**Directions:**
Repeat the listing in full. Nothing may be added or left out.

**Record list:**
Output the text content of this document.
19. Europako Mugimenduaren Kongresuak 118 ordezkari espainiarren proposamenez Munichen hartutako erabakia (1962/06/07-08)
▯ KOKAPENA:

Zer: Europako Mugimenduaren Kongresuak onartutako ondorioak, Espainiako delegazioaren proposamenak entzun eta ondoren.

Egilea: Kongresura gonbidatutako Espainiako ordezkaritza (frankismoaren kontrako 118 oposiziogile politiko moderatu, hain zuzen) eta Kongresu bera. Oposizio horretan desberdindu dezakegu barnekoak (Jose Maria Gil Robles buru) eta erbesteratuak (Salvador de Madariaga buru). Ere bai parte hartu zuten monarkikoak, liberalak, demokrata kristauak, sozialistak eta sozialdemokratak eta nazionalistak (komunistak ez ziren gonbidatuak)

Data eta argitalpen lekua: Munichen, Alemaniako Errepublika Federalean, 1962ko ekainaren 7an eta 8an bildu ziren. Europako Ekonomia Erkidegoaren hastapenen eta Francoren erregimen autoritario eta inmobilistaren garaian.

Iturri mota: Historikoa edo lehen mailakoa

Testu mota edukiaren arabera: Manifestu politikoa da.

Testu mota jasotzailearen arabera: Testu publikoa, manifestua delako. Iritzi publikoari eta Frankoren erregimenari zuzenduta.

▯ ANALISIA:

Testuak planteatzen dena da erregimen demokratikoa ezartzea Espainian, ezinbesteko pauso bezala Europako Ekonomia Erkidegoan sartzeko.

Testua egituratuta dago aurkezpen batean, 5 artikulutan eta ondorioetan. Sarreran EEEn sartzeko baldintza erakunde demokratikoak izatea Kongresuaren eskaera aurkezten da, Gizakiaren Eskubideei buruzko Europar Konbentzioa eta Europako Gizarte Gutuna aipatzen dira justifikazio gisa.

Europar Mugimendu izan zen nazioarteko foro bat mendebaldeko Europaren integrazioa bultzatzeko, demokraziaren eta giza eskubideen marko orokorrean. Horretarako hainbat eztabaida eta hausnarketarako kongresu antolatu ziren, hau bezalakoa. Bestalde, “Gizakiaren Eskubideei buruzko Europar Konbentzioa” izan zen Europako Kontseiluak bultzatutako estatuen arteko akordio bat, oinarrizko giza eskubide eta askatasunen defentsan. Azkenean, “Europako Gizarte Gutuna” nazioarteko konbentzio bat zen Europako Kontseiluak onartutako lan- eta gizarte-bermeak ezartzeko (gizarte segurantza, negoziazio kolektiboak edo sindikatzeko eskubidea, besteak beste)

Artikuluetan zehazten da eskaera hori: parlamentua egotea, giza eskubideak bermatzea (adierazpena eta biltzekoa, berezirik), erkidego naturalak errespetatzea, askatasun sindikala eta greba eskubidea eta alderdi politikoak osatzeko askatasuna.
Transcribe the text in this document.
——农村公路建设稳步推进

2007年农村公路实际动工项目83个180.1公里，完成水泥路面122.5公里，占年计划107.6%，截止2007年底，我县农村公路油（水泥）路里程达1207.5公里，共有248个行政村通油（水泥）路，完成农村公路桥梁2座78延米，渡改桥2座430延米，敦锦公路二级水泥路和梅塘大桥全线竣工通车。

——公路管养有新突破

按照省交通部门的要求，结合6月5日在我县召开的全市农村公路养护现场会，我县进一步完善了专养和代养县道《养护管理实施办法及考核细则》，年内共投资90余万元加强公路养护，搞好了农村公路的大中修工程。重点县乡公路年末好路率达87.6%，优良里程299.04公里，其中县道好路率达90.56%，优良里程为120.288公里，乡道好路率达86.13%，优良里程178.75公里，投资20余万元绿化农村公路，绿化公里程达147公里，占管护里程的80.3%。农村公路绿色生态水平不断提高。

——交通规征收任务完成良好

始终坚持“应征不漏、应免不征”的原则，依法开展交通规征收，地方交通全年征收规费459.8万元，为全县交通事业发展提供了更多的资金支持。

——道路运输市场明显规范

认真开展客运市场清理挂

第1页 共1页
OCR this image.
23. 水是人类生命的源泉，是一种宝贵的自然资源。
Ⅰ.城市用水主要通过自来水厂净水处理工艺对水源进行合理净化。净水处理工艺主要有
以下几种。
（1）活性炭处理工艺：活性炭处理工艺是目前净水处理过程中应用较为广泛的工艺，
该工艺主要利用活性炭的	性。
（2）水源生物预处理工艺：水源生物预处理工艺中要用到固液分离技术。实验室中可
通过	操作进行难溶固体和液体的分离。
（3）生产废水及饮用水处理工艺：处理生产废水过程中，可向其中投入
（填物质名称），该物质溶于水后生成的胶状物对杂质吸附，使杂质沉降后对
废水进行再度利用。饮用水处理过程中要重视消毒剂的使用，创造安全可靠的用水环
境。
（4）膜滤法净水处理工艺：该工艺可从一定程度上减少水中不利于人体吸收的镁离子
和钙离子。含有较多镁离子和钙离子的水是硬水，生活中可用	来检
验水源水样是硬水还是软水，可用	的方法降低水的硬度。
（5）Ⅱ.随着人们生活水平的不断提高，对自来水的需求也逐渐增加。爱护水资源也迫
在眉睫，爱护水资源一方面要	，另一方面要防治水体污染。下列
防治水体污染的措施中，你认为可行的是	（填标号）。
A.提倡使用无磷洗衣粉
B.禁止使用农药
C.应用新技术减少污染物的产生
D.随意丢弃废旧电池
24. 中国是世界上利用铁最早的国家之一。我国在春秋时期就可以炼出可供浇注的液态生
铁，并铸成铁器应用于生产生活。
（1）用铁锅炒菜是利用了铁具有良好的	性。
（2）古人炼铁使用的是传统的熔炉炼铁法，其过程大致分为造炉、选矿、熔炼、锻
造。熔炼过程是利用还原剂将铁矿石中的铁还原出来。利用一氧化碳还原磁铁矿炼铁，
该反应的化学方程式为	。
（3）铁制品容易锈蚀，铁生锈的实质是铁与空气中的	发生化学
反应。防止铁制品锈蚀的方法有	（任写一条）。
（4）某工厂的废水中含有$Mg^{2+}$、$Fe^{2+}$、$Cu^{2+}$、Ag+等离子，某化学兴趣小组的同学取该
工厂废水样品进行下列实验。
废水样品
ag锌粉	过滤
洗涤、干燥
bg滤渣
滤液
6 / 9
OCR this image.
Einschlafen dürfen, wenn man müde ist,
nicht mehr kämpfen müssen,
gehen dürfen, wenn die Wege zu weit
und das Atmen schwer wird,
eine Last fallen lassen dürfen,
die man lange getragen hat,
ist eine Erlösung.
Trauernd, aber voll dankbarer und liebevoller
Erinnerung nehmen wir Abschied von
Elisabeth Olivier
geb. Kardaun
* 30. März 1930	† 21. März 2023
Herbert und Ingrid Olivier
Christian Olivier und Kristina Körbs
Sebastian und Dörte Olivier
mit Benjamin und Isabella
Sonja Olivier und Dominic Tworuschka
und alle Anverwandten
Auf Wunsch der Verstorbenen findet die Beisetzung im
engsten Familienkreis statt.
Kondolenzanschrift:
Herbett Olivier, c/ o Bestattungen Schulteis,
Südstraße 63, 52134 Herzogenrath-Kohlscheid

**Answer for this exercise:**
Output the text content of this document.
19. Europako Mugimenduaren Kongresuak 118 ordezkari espainiarren proposamenez Munichen hartutako erabakia (1962/06/07-08)
▯ KOKAPENA:

Zer: Europako Mugimenduaren Kongresuak onartutako ondorioak, Espainiako delegazioaren proposamenak entzun eta ondoren.

Egilea: Kongresura gonbidatutako Espainiako ordezkaritza (frankismoaren kontrako 118 oposiziogile politiko moderatu, hain zuzen) eta Kongresu bera. Oposizio horretan desberdindu dezakegu barnekoak (Jose Maria Gil Robles buru) eta erbesteratuak (Salvador de Madariaga buru). Ere bai parte hartu zuten monarkikoak, liberalak, demokrata kristauak, sozialistak eta sozialdemokratak eta nazionalistak (komunistak ez ziren gonbidatuak)

Data eta argitalpen lekua: Munichen, Alemaniako Errepublika Federalean, 1962ko ekainaren 7an eta 8an bildu ziren. Europako Ekonomia Erkidegoaren hastapenen eta Francoren erregimen autoritario eta inmobilistaren garaian.

Iturri mota: Historikoa edo lehen mailakoa

Testu mota edukiaren arabera: Manifestu politikoa da.

Testu mota jasotzailearen arabera: Testu publikoa, manifestua delako. Iritzi publikoari eta Frankoren erregimenari zuzenduta.

▯ ANALISIA:

Testuak planteatzen dena da erregimen demokratikoa ezartzea Espainian, ezinbesteko pauso bezala Europako Ekonomia Erkidegoan sartzeko.

Testua egituratuta dago aurkezpen batean, 5 artikulutan eta ondorioetan. Sarreran EEEn sartzeko baldintza erakunde demokratikoak izatea Kongresuaren eskaera aurkezten da, Gizakiaren Eskubideei buruzko Europar Konbentzioa eta Europako Gizarte Gutuna aipatzen dira justifikazio gisa.

Europar Mugimendu izan zen nazioarteko foro bat mendebaldeko Europaren integrazioa bultzatzeko, demokraziaren eta giza eskubideen marko orokorrean. Horretarako hainbat eztabaida eta hausnarketarako kongresu antolatu ziren, hau bezalakoa. Bestalde, “Gizakiaren Eskubideei buruzko Europar Konbentzioa” izan zen Europako Kontseiluak bultzatutako estatuen arteko akordio bat, oinarrizko giza eskubide eta askatasunen defentsan. Azkenean, “Europako Gizarte Gutuna” nazioarteko konbentzio bat zen Europako Kontseiluak onartutako lan- eta gizarte-bermeak ezartzeko (gizarte segurantza, negoziazio kolektiboak edo sindikatzeko eskubidea, besteak beste)

Artikuluetan zehazten da eskaera hori: parlamentua egotea, giza eskubideak bermatzea (adierazpena eta biltzekoa, berezirik), erkidego naturalak errespetatzea, askatasun sindikala eta greba eskubidea eta alderdi politikoak osatzeko askatasuna.
Transcribe the text in this document.
——农村公路建设稳步推进

2007年农村公路实际动工项目83个180.1公里，完成水泥路面122.5公里，占年计划107.6%，截止2007年底，我县农村公路油（水泥）路里程达1207.5公里，共有248个行政村通油（水泥）路，完成农村公路桥梁2座78延米，渡改桥2座430延米，敦锦公路二级水泥路和梅塘大桥全线竣工通车。

——公路管养有新突破

按照省交通部门的要求，结合6月5日在我县召开的全市农村公路养护现场会，我县进一步完善了专养和代养县道《养护管理实施办法及考核细则》，年内共投资90余万元加强公路养护，搞好了农村公路的大中修工程。重点县乡公路年末好路率达87.6%，优良里程299.04公里，其中县道好路率达90.56%，优良里程为120.288公里，乡道好路率达86.13%，优良里程178.75公里，投资20余万元绿化农村公路，绿化公里程达147公里，占管护里程的80.3%。农村公路绿色生态水平不断提高。

——交通规征收任务完成良好

始终坚持“应征不漏、应免不征”的原则，依法开展交通规征收，地方交通全年征收规费459.8万元，为全县交通事业发展提供了更多的资金支持。

——道路运输市场明显规范

认真开展客运市场清理挂

第1页 共1页
OCR this image.
23. 水是人类生命的源泉，是一种宝贵的自然资源。
Ⅰ.城市用水主要通过自来水厂净水处理工艺对水源进行合理净化。净水处理工艺主要有
以下几种。
（1）活性炭处理工艺：活性炭处理工艺是目前净水处理过程中应用较为广泛的工艺，
该工艺主要利用活性炭的	性。
（2）水源生物预处理工艺：水源生物预处理工艺中要用到固液分离技术。实验室中可
通过	操作进行难溶固体和液体的分离。
（3）生产废水及饮用水处理工艺：处理生产废水过程中，可向其中投入
（填物质名称），该物质溶于水后生成的胶状物对杂质吸附，使杂质沉降后对
废水进行再度利用。饮用水处理过程中要重视消毒剂的使用，创造安全可靠的用水环
境。
（4）膜滤法净水处理工艺：该工艺可从一定程度上减少水中不利于人体吸收的镁离子
和钙离子。含有较多镁离子和钙离子的水是硬水，生活中可用	来检
验水源水样是硬水还是软水，可用	的方法降低水的硬度。
（5）Ⅱ.随着人们生活水平的不断提高，对自来水的需求也逐渐增加。爱护水资源也迫
在眉睫，爱护水资源一方面要	，另一方面要防治水体污染。下列
防治水体污染的措施中，你认为可行的是	（填标号）。
A.提倡使用无磷洗衣粉
B.禁止使用农药
C.应用新技术减少污染物的产生
D.随意丢弃废旧电池
24. 中国是世界上利用铁最早的国家之一。我国在春秋时期就可以炼出可供浇注的液态生
铁，并铸成铁器应用于生产生活。
（1）用铁锅炒菜是利用了铁具有良好的	性。
（2）古人炼铁使用的是传统的熔炉炼铁法，其过程大致分为造炉、选矿、熔炼、锻
造。熔炼过程是利用还原剂将铁矿石中的铁还原出来。利用一氧化碳还原磁铁矿炼铁，
该反应的化学方程式为	。
（3）铁制品容易锈蚀，铁生锈的实质是铁与空气中的	发生化学
反应。防止铁制品锈蚀的方法有	（任写一条）。
（4）某工厂的废水中含有$Mg^{2+}$、$Fe^{2+}$、$Cu^{2+}$、Ag+等离子，某化学兴趣小组的同学取该
工厂废水样品进行下列实验。
废水样品
ag锌粉	过滤
洗涤、干燥
bg滤渣
滤液
6 / 9
OCR this image.
Einschlafen dürfen, wenn man müde ist,
nicht mehr kämpfen müssen,
gehen dürfen, wenn die Wege zu weit
und das Atmen schwer wird,
eine Last fallen lassen dürfen,
die man lange getragen hat,
ist eine Erlösung.
Trauernd, aber voll dankbarer und liebevoller
Erinnerung nehmen wir Abschied von
Elisabeth Olivier
geb. Kardaun
* 30. März 1930	† 21. März 2023
Herbert und Ingrid Olivier
Christian Olivier und Kristina Körbs
Sebastian und Dörte Olivier
mit Benjamin und Isabella
Sonja Olivier und Dominic Tworuschka
und alle Anverwandten
Auf Wunsch der Verstorbenen findet die Beisetzung im
engsten Familienkreis statt.
Kondolenzanschrift:
Herbett Olivier, c/ o Bestattungen Schulteis,
Südstraße 63, 52134 Herzogenrath-Kohlscheid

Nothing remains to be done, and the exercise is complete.